• **Written exercise**
Word for word, transcribe the lines below and drop the pictures.

• **Supplied data**
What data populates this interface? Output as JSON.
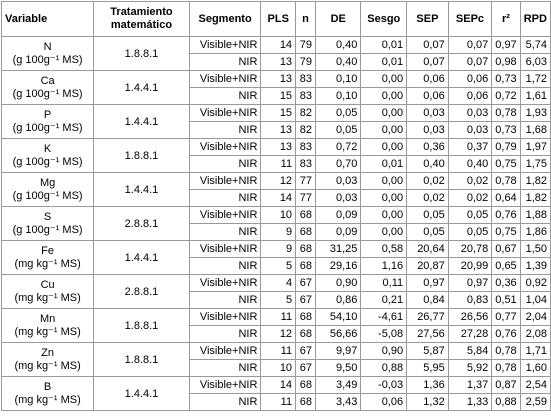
{
  "table": {
    "header": [
      "Variable",
      "Tratamiento matemático",
      "Segmento",
      "PLS",
      "n",
      "DE",
      "Sesgo",
      "SEP",
      "SEPc",
      "r²",
      "RPD"
    ],
    "rows": [
      {
        "variable": "N",
        "unit": "(g 100g⁻¹ MS)",
        "treatment": "1.8.8.1",
        "segments": [
          {
            "segment": "Visible+NIR",
            "values": [
              "14",
              "79",
              "0,40",
              "0,01",
              "0,07",
              "0,07",
              "0,97",
              "5,74"
            ]
          },
          {
            "segment": "NIR",
            "values": [
              "13",
              "79",
              "0,40",
              "0,01",
              "0,07",
              "0,07",
              "0,98",
              "6,03"
            ]
          }
        ]
      },
      {
        "variable": "Ca",
        "unit": "(g 100g⁻¹ MS)",
        "treatment": "1.4.4.1",
        "segments": [
          {
            "segment": "Visible+NIR",
            "values": [
              "13",
              "83",
              "0,10",
              "0,00",
              "0,06",
              "0,06",
              "0,73",
              "1,72"
            ]
          },
          {
            "segment": "NIR",
            "values": [
              "15",
              "83",
              "0,10",
              "0,00",
              "0,06",
              "0,06",
              "0,72",
              "1,61"
            ]
          }
        ]
      },
      {
        "variable": "P",
        "unit": "(g 100g⁻¹ MS)",
        "treatment": "1.4.4.1",
        "segments": [
          {
            "segment": "Visible+NIR",
            "values": [
              "15",
              "82",
              "0,05",
              "0,00",
              "0,03",
              "0,03",
              "0,78",
              "1,93"
            ]
          },
          {
            "segment": "NIR",
            "values": [
              "13",
              "82",
              "0,05",
              "0,00",
              "0,03",
              "0,03",
              "0,73",
              "1,68"
            ]
          }
        ]
      },
      {
        "variable": "K",
        "unit": "(g 100g⁻¹ MS)",
        "treatment": "1.8.8.1",
        "segments": [
          {
            "segment": "Visible+NIR",
            "values": [
              "13",
              "83",
              "0,72",
              "0,00",
              "0,36",
              "0,37",
              "0,79",
              "1,97"
            ]
          },
          {
            "segment": "NIR",
            "values": [
              "11",
              "83",
              "0,70",
              "0,01",
              "0,40",
              "0,40",
              "0,75",
              "1,75"
            ]
          }
        ]
      },
      {
        "variable": "Mg",
        "unit": "(g 100g⁻¹ MS)",
        "treatment": "1.4.4.1",
        "segments": [
          {
            "segment": "Visible+NIR",
            "values": [
              "12",
              "77",
              "0,03",
              "0,00",
              "0,02",
              "0,02",
              "0,78",
              "1,82"
            ]
          },
          {
            "segment": "NIR",
            "values": [
              "14",
              "77",
              "0,03",
              "0,00",
              "0,02",
              "0,02",
              "0,64",
              "1,82"
            ]
          }
        ]
      },
      {
        "variable": "S",
        "unit": "(g 100g⁻¹ MS)",
        "treatment": "2.8.8.1",
        "segments": [
          {
            "segment": "Visible+NIR",
            "values": [
              "10",
              "68",
              "0,09",
              "0,00",
              "0,05",
              "0,05",
              "0,76",
              "1,88"
            ]
          },
          {
            "segment": "NIR",
            "values": [
              "9",
              "68",
              "0,09",
              "0,00",
              "0,05",
              "0,05",
              "0,75",
              "1,86"
            ]
          }
        ]
      },
      {
        "variable": "Fe",
        "unit": "(mg kg⁻¹ MS)",
        "treatment": "1.4.4.1",
        "segments": [
          {
            "segment": "Visible+NIR",
            "values": [
              "9",
              "68",
              "31,25",
              "0,58",
              "20,64",
              "20,78",
              "0,67",
              "1,50"
            ]
          },
          {
            "segment": "NIR",
            "values": [
              "5",
              "68",
              "29,16",
              "1,16",
              "20,87",
              "20,99",
              "0,65",
              "1,39"
            ]
          }
        ]
      },
      {
        "variable": "Cu",
        "unit": "(mg kg⁻¹ MS)",
        "treatment": "2.8.8.1",
        "segments": [
          {
            "segment": "Visible+NIR",
            "values": [
              "4",
              "67",
              "0,90",
              "0,11",
              "0,97",
              "0,97",
              "0,36",
              "0,92"
            ]
          },
          {
            "segment": "NIR",
            "values": [
              "5",
              "67",
              "0,86",
              "0,21",
              "0,84",
              "0,83",
              "0,51",
              "1,04"
            ]
          }
        ]
      },
      {
        "variable": "Mn",
        "unit": "(mg kg⁻¹ MS)",
        "treatment": "1.8.8.1",
        "segments": [
          {
            "segment": "Visible+NIR",
            "values": [
              "11",
              "68",
              "54,10",
              "-4,61",
              "26,77",
              "26,56",
              "0,77",
              "2,04"
            ]
          },
          {
            "segment": "NIR",
            "values": [
              "12",
              "68",
              "56,66",
              "-5,08",
              "27,56",
              "27,28",
              "0,76",
              "2,08"
            ]
          }
        ]
      },
      {
        "variable": "Zn",
        "unit": "(mg kg⁻¹ MS)",
        "treatment": "1.8.8.1",
        "segments": [
          {
            "segment": "Visible+NIR",
            "values": [
              "11",
              "67",
              "9,97",
              "0,90",
              "5,87",
              "5,84",
              "0,78",
              "1,71"
            ]
          },
          {
            "segment": "NIR",
            "values": [
              "10",
              "67",
              "9,50",
              "0,88",
              "5,95",
              "5,92",
              "0,78",
              "1,60"
            ]
          }
        ]
      },
      {
        "variable": "B",
        "unit": "(mg kg⁻¹ MS)",
        "treatment": "1.4.4.1",
        "segments": [
          {
            "segment": "Visible+NIR",
            "values": [
              "14",
              "68",
              "3,49",
              "-0,03",
              "1,36",
              "1,37",
              "0,87",
              "2,54"
            ]
          },
          {
            "segment": "NIR",
            "values": [
              "11",
              "68",
              "3,43",
              "0,06",
              "1,32",
              "1,33",
              "0,88",
              "2,59"
            ]
          }
        ]
      }
    ]
  }
}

• **Task answer**
What data populates this interface? Output as JSON.
{
  "table": {
    "header": [
      "Variable",
      "Tratamiento matemático",
      "Segmento",
      "PLS",
      "n",
      "DE",
      "Sesgo",
      "SEP",
      "SEPc",
      "r²",
      "RPD"
    ],
    "rows": [
      {
        "variable": "N",
        "unit": "(g 100g⁻¹ MS)",
        "treatment": "1.8.8.1",
        "segments": [
          {
            "segment": "Visible+NIR",
            "values": [
              "14",
              "79",
              "0,40",
              "0,01",
              "0,07",
              "0,07",
              "0,97",
              "5,74"
            ]
          },
          {
            "segment": "NIR",
            "values": [
              "13",
              "79",
              "0,40",
              "0,01",
              "0,07",
              "0,07",
              "0,98",
              "6,03"
            ]
          }
        ]
      },
      {
        "variable": "Ca",
        "unit": "(g 100g⁻¹ MS)",
        "treatment": "1.4.4.1",
        "segments": [
          {
            "segment": "Visible+NIR",
            "values": [
              "13",
              "83",
              "0,10",
              "0,00",
              "0,06",
              "0,06",
              "0,73",
              "1,72"
            ]
          },
          {
            "segment": "NIR",
            "values": [
              "15",
              "83",
              "0,10",
              "0,00",
              "0,06",
              "0,06",
              "0,72",
              "1,61"
            ]
          }
        ]
      },
      {
        "variable": "P",
        "unit": "(g 100g⁻¹ MS)",
        "treatment": "1.4.4.1",
        "segments": [
          {
            "segment": "Visible+NIR",
            "values": [
              "15",
              "82",
              "0,05",
              "0,00",
              "0,03",
              "0,03",
              "0,78",
              "1,93"
            ]
          },
          {
            "segment": "NIR",
            "values": [
              "13",
              "82",
              "0,05",
              "0,00",
              "0,03",
              "0,03",
              "0,73",
              "1,68"
            ]
          }
        ]
      },
      {
        "variable": "K",
        "unit": "(g 100g⁻¹ MS)",
        "treatment": "1.8.8.1",
        "segments": [
          {
            "segment": "Visible+NIR",
            "values": [
              "13",
              "83",
              "0,72",
              "0,00",
              "0,36",
              "0,37",
              "0,79",
              "1,97"
            ]
          },
          {
            "segment": "NIR",
            "values": [
              "11",
              "83",
              "0,70",
              "0,01",
              "0,40",
              "0,40",
              "0,75",
              "1,75"
            ]
          }
        ]
      },
      {
        "variable": "Mg",
        "unit": "(g 100g⁻¹ MS)",
        "treatment": "1.4.4.1",
        "segments": [
          {
            "segment": "Visible+NIR",
            "values": [
              "12",
              "77",
              "0,03",
              "0,00",
              "0,02",
              "0,02",
              "0,78",
              "1,82"
            ]
          },
          {
            "segment": "NIR",
            "values": [
              "14",
              "77",
              "0,03",
              "0,00",
              "0,02",
              "0,02",
              "0,64",
              "1,82"
            ]
          }
        ]
      },
      {
        "variable": "S",
        "unit": "(g 100g⁻¹ MS)",
        "treatment": "2.8.8.1",
        "segments": [
          {
            "segment": "Visible+NIR",
            "values": [
              "10",
              "68",
              "0,09",
              "0,00",
              "0,05",
              "0,05",
              "0,76",
              "1,88"
            ]
          },
          {
            "segment": "NIR",
            "values": [
              "9",
              "68",
              "0,09",
              "0,00",
              "0,05",
              "0,05",
              "0,75",
              "1,86"
            ]
          }
        ]
      },
      {
        "variable": "Fe",
        "unit": "(mg kg⁻¹ MS)",
        "treatment": "1.4.4.1",
        "segments": [
          {
            "segment": "Visible+NIR",
            "values": [
              "9",
              "68",
              "31,25",
              "0,58",
              "20,64",
              "20,78",
              "0,67",
              "1,50"
            ]
          },
          {
            "segment": "NIR",
            "values": [
              "5",
              "68",
              "29,16",
              "1,16",
              "20,87",
              "20,99",
              "0,65",
              "1,39"
            ]
          }
        ]
      },
      {
        "variable": "Cu",
        "unit": "(mg kg⁻¹ MS)",
        "treatment": "2.8.8.1",
        "segments": [
          {
            "segment": "Visible+NIR",
            "values": [
              "4",
              "67",
              "0,90",
              "0,11",
              "0,97",
              "0,97",
              "0,36",
              "0,92"
            ]
          },
          {
            "segment": "NIR",
            "values": [
              "5",
              "67",
              "0,86",
              "0,21",
              "0,84",
              "0,83",
              "0,51",
              "1,04"
            ]
          }
        ]
      },
      {
        "variable": "Mn",
        "unit": "(mg kg⁻¹ MS)",
        "treatment": "1.8.8.1",
        "segments": [
          {
            "segment": "Visible+NIR",
            "values": [
              "11",
              "68",
              "54,10",
              "-4,61",
              "26,77",
              "26,56",
              "0,77",
              "2,04"
            ]
          },
          {
            "segment": "NIR",
            "values": [
              "12",
              "68",
              "56,66",
              "-5,08",
              "27,56",
              "27,28",
              "0,76",
              "2,08"
            ]
          }
        ]
      },
      {
        "variable": "Zn",
        "unit": "(mg kg⁻¹ MS)",
        "treatment": "1.8.8.1",
        "segments": [
          {
            "segment": "Visible+NIR",
            "values": [
              "11",
              "67",
              "9,97",
              "0,90",
              "5,87",
              "5,84",
              "0,78",
              "1,71"
            ]
          },
          {
            "segment": "NIR",
            "values": [
              "10",
              "67",
              "9,50",
              "0,88",
              "5,95",
              "5,92",
              "0,78",
              "1,60"
            ]
          }
        ]
      },
      {
        "variable": "B",
        "unit": "(mg kg⁻¹ MS)",
        "treatment": "1.4.4.1",
        "segments": [
          {
            "segment": "Visible+NIR",
            "values": [
              "14",
              "68",
              "3,49",
              "-0,03",
              "1,36",
              "1,37",
              "0,87",
              "2,54"
            ]
          },
          {
            "segment": "NIR",
            "values": [
              "11",
              "68",
              "3,43",
              "0,06",
              "1,32",
              "1,33",
              "0,88",
              "2,59"
            ]
          }
        ]
      }
    ]
  }
}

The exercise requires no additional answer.